| KETENTUAN TUGAS |
1 – Rangkum kutipan halaman dalam dua kalimat.
2 – Menurut kutipan halaman, di mana pertandingan antara Lewis dan Gane digelar?
3 – Cetak bagian kutipan halaman dari "Pada konferensi pers" sampai dengan "dijawab dengan woles.".

| KUTIPAN HALAMAN |
Menanti Gane VS Ngannou atau Gane VS Jones
Setelah itu tinggal sentuhan penyelesaian akhir. Serangan ground-and-pound Gane, terutama dengan sekian banyak pukulan palu (hammer punch), memaksa Lewis hanya bisa istiqomah terus bersujud, sambil terus menutupi kedua sisi kepalanya dengan tangan. Sebuah perisai yang sangat rentan, tentu. Tak ada yang bisa dilakukan wasit Dan Miragliotta kecuali menghentikan pertarungan.
Oleh : Darmawan Sepriyossa
JERNIH—Dua belas tahun lebih nyaris tak pernah melewatkan pertarungan Ultimate Fighting Championship (UFC) membuat saya telah mencium bau kekalahan Derrick Lewis. Bahkan sejak konferensi pers awal pertandingan yang mempertemukannya dengan Cyril Gane, lawannya untuk perebutan gelar juara interim kelas berat UFC. Bau yang menguar justru dari kata-kata, sikap dan gestur Lewis sendiri.
Pada konferensi pers pra-pertandingan, Kamis (5/8) waktu Houston, Texas, atau Jumat (6/8) WIB, Lewis yang berjuluk ‘The Black Beast‘karena brutalitasnya di octagon itu tak hanya mengumbar kata-kata kasar. Saat sesi pemotretan antara kedua petarung, yang biasa dilakukan untuk keperluan pers dan publikasi pertandingan, Lewis mendesakkan dadanya ke dada Gane, hingga lawannya, petarung Prancis berjuluk ‘Bon Gamin’ itu sedikit terjajar ke belakang. Wajah Lewis pun nyaris menyentuh wajah Gane. Sebagai respons, Gane memilih mundur dengan wajah menyeringai tersenyum.
Sebelumnya, di saat keduanya berada satu meja dan bergantian menjawab pertanyaan wartawan, entah berapa kali Lewis mengumbar kata-kata tak senonoh, untuk pertanyaan yang sebenarnya bisa dijawab dengan woles.
“Bagaimana andai Anda kalah tepat di hadapan publik Anda sendiri?”tanya seorang wartawan asal Prancis. Pertandingan memang akan digelar di Toyota Center, Houston, Texas, AS, kota tempat Lewis bermukim.
Alih-alih menjawab dengan selow, reaksi Lewis seperti meradang. “Maafkan bahasa Prancis saya,” kata dia. “Tapi, f*ck you and f*ck him.” Anehnya, publik Houston malah menanggapi serapah itu dengan tempik sorak.

| INFORMASI HASIL EKSTRAKSI |
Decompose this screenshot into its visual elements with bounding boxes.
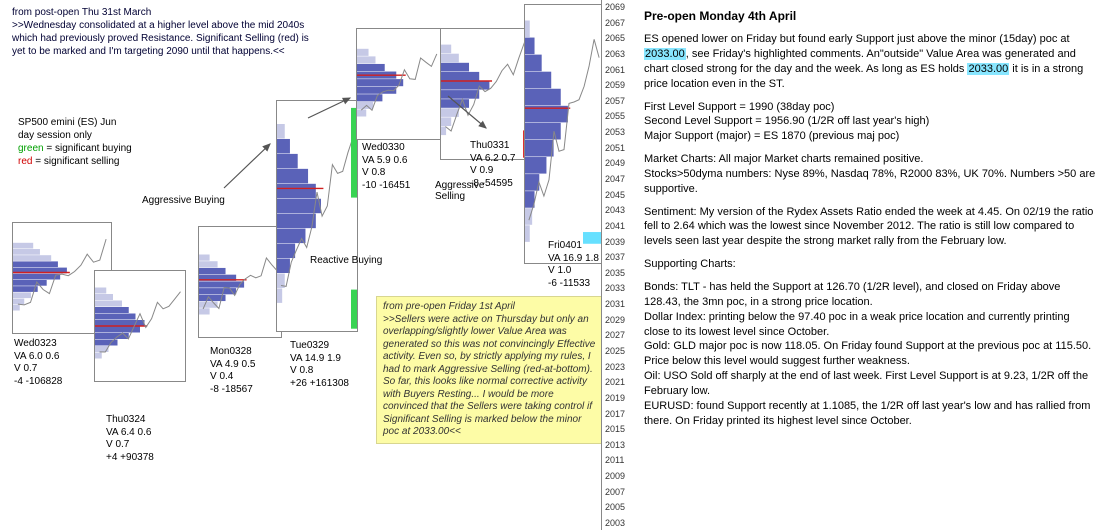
price-tick: 2025 <box>605 346 625 356</box>
right-p5: Supporting Charts: <box>644 257 1098 272</box>
chart-label-wed0330: Wed0330 VA 5.9 0.6 V 0.8 -10 -16451 <box>362 142 410 192</box>
price-tick: 2015 <box>605 424 625 434</box>
price-tick: 2003 <box>605 518 625 528</box>
chart-legend: SP500 emini (ES) Jun day session only gr… <box>18 116 132 168</box>
price-tick: 2013 <box>605 440 625 450</box>
profile-chart-thu0324 <box>94 270 186 382</box>
right-title: Pre-open Monday 4th April <box>644 8 1098 24</box>
chart-label-mon0328: Mon0328 VA 4.9 0.5 V 0.4 -8 -18567 <box>210 346 255 396</box>
legend-green-desc: = significant buying <box>44 143 132 154</box>
chart-label-wed0323: Wed0323 VA 6.0 0.6 V 0.7 -4 -106828 <box>14 338 62 388</box>
profile-chart-fri0401 <box>524 4 604 264</box>
price-tick: 2047 <box>605 174 625 184</box>
legend-green: green <box>18 143 44 154</box>
profile-chart-tue0329 <box>276 100 358 332</box>
price-highlight: 2033.00 <box>967 63 1009 75</box>
yellow-commentary: from pre-open Friday 1st April >>Sellers… <box>376 296 606 444</box>
right-p6: Bonds: TLT - has held the Support at 126… <box>644 280 1098 428</box>
price-tick: 2053 <box>605 127 625 137</box>
legend-line1: SP500 emini (ES) Jun <box>18 116 132 129</box>
right-p3: Market Charts: All major Market charts r… <box>644 152 1098 197</box>
price-tick: 2011 <box>605 455 624 465</box>
price-tick: 2035 <box>605 268 625 278</box>
price-tick: 2065 <box>605 33 625 43</box>
price-tick: 2069 <box>605 2 625 12</box>
price-tick: 2063 <box>605 49 625 59</box>
price-tick: 2009 <box>605 471 625 481</box>
annotation-label: Aggressive Selling <box>435 180 484 202</box>
annotation-label: Reactive Buying <box>310 255 382 266</box>
price-tick: 2067 <box>605 18 625 28</box>
price-axis: 2069 2067 2065 2063 2061 2059 2057 2055 2053 2051… <box>601 0 634 530</box>
price-tick: 2005 <box>605 502 625 512</box>
price-tick: 2031 <box>605 299 625 309</box>
price-tick: 2039 <box>605 237 625 247</box>
price-tick: 2043 <box>605 205 625 215</box>
price-tick: 2055 <box>605 111 625 121</box>
price-tick: 2017 <box>605 409 625 419</box>
right-p2: First Level Support = 1990 (38day poc) S… <box>644 100 1098 145</box>
price-tick: 2027 <box>605 330 625 340</box>
price-tick: 2033 <box>605 283 625 293</box>
price-tick: 2041 <box>605 221 625 231</box>
profile-chart-wed0330 <box>356 28 442 140</box>
price-highlight: 2033.00 <box>644 48 686 60</box>
price-tick: 2029 <box>605 315 625 325</box>
price-tick: 2021 <box>605 377 625 387</box>
legend-line2: day session only <box>18 129 132 142</box>
price-tick: 2059 <box>605 80 625 90</box>
annotation-label: Aggressive Buying <box>142 195 225 206</box>
right-p4: Sentiment: My version of the Rydex Asset… <box>644 205 1098 250</box>
price-tick: 2007 <box>605 487 625 497</box>
profile-chart-mon0328 <box>198 226 282 338</box>
right-p1: ES opened lower on Friday but found earl… <box>644 32 1098 91</box>
legend-red: red <box>18 156 32 167</box>
price-tick: 2051 <box>605 143 625 153</box>
top-commentary: from post-open Thu 31st March >>Wednesda… <box>12 6 312 58</box>
price-tick: 2019 <box>605 393 625 403</box>
price-tick: 2037 <box>605 252 625 262</box>
price-tick: 2049 <box>605 158 625 168</box>
chart-label-fri0401: Fri0401 VA 16.9 1.8 V 1.0 -6 -11533 <box>548 240 599 290</box>
legend-red-desc: = significant selling <box>32 156 119 167</box>
price-tick: 2061 <box>605 65 625 75</box>
chart-label-tue0329: Tue0329 VA 14.9 1.9 V 0.8 +26 +161308 <box>290 340 349 390</box>
price-tick: 2023 <box>605 362 625 372</box>
chart-label-thu0324: Thu0324 VA 6.4 0.6 V 0.7 +4 +90378 <box>106 414 154 464</box>
price-tick: 2045 <box>605 190 625 200</box>
price-tick: 2057 <box>605 96 625 106</box>
right-pane: Pre-open Monday 4th April ES opened lowe… <box>644 8 1098 436</box>
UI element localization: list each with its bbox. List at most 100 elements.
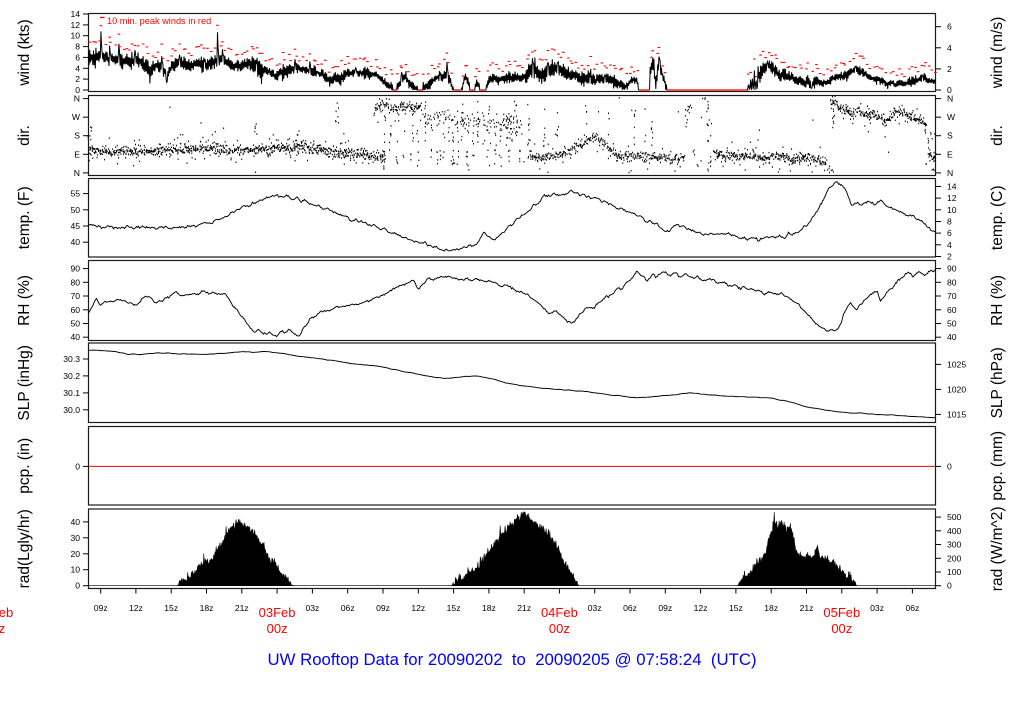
svg-text:09z: 09z — [376, 603, 390, 613]
svg-text:02Feb: 02Feb — [0, 605, 13, 620]
svg-text:90: 90 — [947, 264, 957, 274]
svg-text:14: 14 — [70, 9, 80, 19]
svg-text:30: 30 — [70, 533, 80, 543]
svg-text:1015: 1015 — [947, 409, 966, 419]
svg-text:UW Rooftop Data for 20090202: UW Rooftop Data for 20090202 to 20090205… — [267, 650, 756, 669]
svg-text:1020: 1020 — [947, 384, 966, 394]
svg-text:12z: 12z — [694, 603, 708, 613]
svg-text:rad(Lgly/hr): rad(Lgly/hr) — [16, 509, 33, 588]
svg-text:rad (W/m^2): rad (W/m^2) — [989, 506, 1006, 591]
svg-text:10: 10 — [70, 31, 80, 41]
svg-text:W: W — [72, 112, 81, 122]
svg-text:00z: 00z — [831, 621, 852, 636]
svg-text:03z: 03z — [870, 603, 884, 613]
svg-text:60: 60 — [947, 305, 957, 315]
svg-text:0: 0 — [947, 581, 952, 591]
svg-text:18z: 18z — [764, 603, 778, 613]
svg-text:50: 50 — [70, 319, 80, 329]
svg-text:50: 50 — [70, 205, 80, 215]
svg-text:90: 90 — [70, 264, 80, 274]
svg-text:1025: 1025 — [947, 359, 966, 369]
svg-text:06z: 06z — [905, 603, 919, 613]
svg-text:80: 80 — [947, 277, 957, 287]
svg-text:40: 40 — [70, 332, 80, 342]
svg-text:15z: 15z — [164, 603, 178, 613]
svg-text:N: N — [74, 168, 80, 178]
svg-text:15z: 15z — [447, 603, 461, 613]
svg-text:12z: 12z — [129, 603, 143, 613]
svg-text:N: N — [947, 168, 953, 178]
svg-text:S: S — [947, 131, 953, 141]
svg-text:70: 70 — [947, 291, 957, 301]
svg-text:06z: 06z — [341, 603, 355, 613]
svg-text:80: 80 — [70, 277, 80, 287]
svg-text:09z: 09z — [94, 603, 108, 613]
svg-text:W: W — [947, 112, 956, 122]
svg-text:pcp. (in): pcp. (in) — [16, 438, 33, 494]
svg-text:05Feb: 05Feb — [823, 605, 860, 620]
svg-text:E: E — [947, 149, 953, 159]
svg-text:45: 45 — [70, 221, 80, 231]
svg-text:dir.: dir. — [16, 125, 33, 146]
svg-text:temp. (F): temp. (F) — [16, 186, 33, 249]
svg-text:SLP (inHg): SLP (inHg) — [16, 345, 33, 421]
svg-text:10 min. peak winds in red: 10 min. peak winds in red — [107, 16, 211, 26]
svg-text:21z: 21z — [235, 603, 249, 613]
svg-text:20: 20 — [70, 549, 80, 559]
svg-text:pcp. (mm): pcp. (mm) — [989, 431, 1006, 501]
svg-text:21z: 21z — [517, 603, 531, 613]
svg-text:S: S — [74, 131, 80, 141]
svg-text:04Feb: 04Feb — [541, 605, 578, 620]
svg-text:12z: 12z — [411, 603, 425, 613]
svg-text:N: N — [74, 94, 80, 104]
svg-text:0: 0 — [75, 581, 80, 591]
svg-text:00z: 00z — [267, 621, 288, 636]
svg-text:0: 0 — [75, 461, 80, 471]
svg-text:12: 12 — [70, 20, 80, 30]
svg-text:50: 50 — [947, 319, 957, 329]
svg-text:2: 2 — [947, 64, 952, 74]
svg-text:30.3: 30.3 — [63, 354, 80, 364]
svg-text:500: 500 — [947, 512, 962, 522]
svg-text:100: 100 — [947, 567, 962, 577]
svg-text:40: 40 — [70, 517, 80, 527]
svg-text:2: 2 — [947, 252, 952, 262]
svg-text:40: 40 — [947, 332, 957, 342]
svg-text:60: 60 — [70, 305, 80, 315]
svg-text:300: 300 — [947, 540, 962, 550]
svg-text:18z: 18z — [482, 603, 496, 613]
svg-text:temp. (C): temp. (C) — [989, 186, 1006, 251]
svg-text:15z: 15z — [729, 603, 743, 613]
svg-text:RH (%): RH (%) — [989, 275, 1006, 326]
svg-text:N: N — [947, 94, 953, 104]
svg-text:18z: 18z — [200, 603, 214, 613]
svg-text:4: 4 — [947, 43, 952, 53]
svg-text:00z: 00z — [0, 621, 5, 636]
svg-text:8: 8 — [947, 217, 952, 227]
svg-text:03Feb: 03Feb — [259, 605, 296, 620]
svg-text:00z: 00z — [549, 621, 570, 636]
svg-text:09z: 09z — [658, 603, 672, 613]
svg-text:10: 10 — [947, 205, 957, 215]
svg-text:200: 200 — [947, 553, 962, 563]
svg-text:10: 10 — [70, 565, 80, 575]
svg-text:55: 55 — [70, 189, 80, 199]
svg-text:RH (%): RH (%) — [16, 275, 33, 326]
svg-text:12: 12 — [947, 193, 957, 203]
svg-text:8: 8 — [75, 42, 80, 52]
svg-text:wind (kts): wind (kts) — [16, 19, 33, 86]
svg-text:2: 2 — [75, 74, 80, 84]
svg-text:70: 70 — [70, 291, 80, 301]
svg-text:4: 4 — [947, 240, 952, 250]
svg-text:4: 4 — [75, 63, 80, 73]
svg-text:03z: 03z — [588, 603, 602, 613]
svg-text:30.2: 30.2 — [63, 371, 80, 381]
svg-text:SLP (hPa): SLP (hPa) — [989, 347, 1006, 418]
svg-text:6: 6 — [947, 22, 952, 32]
svg-text:40: 40 — [70, 237, 80, 247]
svg-text:30.1: 30.1 — [63, 388, 80, 398]
svg-text:dir.: dir. — [989, 125, 1006, 146]
svg-text:E: E — [74, 149, 80, 159]
svg-text:400: 400 — [947, 526, 962, 536]
svg-text:14: 14 — [947, 182, 957, 192]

| JAWABAN TIAP TUGAS |
1 – Penulis, yang selama lebih dari dua belas tahun nyaris tak pernah melewatkan pertarungan UFC, sudah mencium bau kekalahan Derrick Lewis dari kata-kata, sikap, dan gesturnya sejak konferensi pers menjelang perebutan gelar juara interim kelas berat melawan Cyril Gane. Di konferensi pers itu Lewis mengumbar kata-kata kasar dan mendesakkan dadanya ke dada Gane, sedangkan dalam pertarungan, serangan ground-and-pound Gane akhirnya membuat wasit Dan Miragliotta menghentikan laga.

2 – Di Toyota Center, Houston, Texas, AS, kota tempat Lewis bermukim.

3 –
Pada konferensi pers pra-pertandingan, Kamis (5/8) waktu Houston, Texas, atau Jumat (6/8) WIB, Lewis yang berjuluk ‘The Black Beast‘karena brutalitasnya di octagon itu tak hanya mengumbar kata-kata kasar. Saat sesi pemotretan antara kedua petarung, yang biasa dilakukan untuk keperluan pers dan publikasi pertandingan, Lewis mendesakkan dadanya ke dada Gane, hingga lawannya, petarung Prancis berjuluk ‘Bon Gamin’ itu sedikit terjajar ke belakang. Wajah Lewis pun nyaris menyentuh wajah Gane. Sebagai respons, Gane memilih mundur dengan wajah menyeringai tersenyum.
Sebelumnya, di saat keduanya berada satu meja dan bergantian menjawab pertanyaan wartawan, entah berapa kali Lewis mengumbar kata-kata tak senonoh, untuk pertanyaan yang sebenarnya bisa dijawab dengan woles.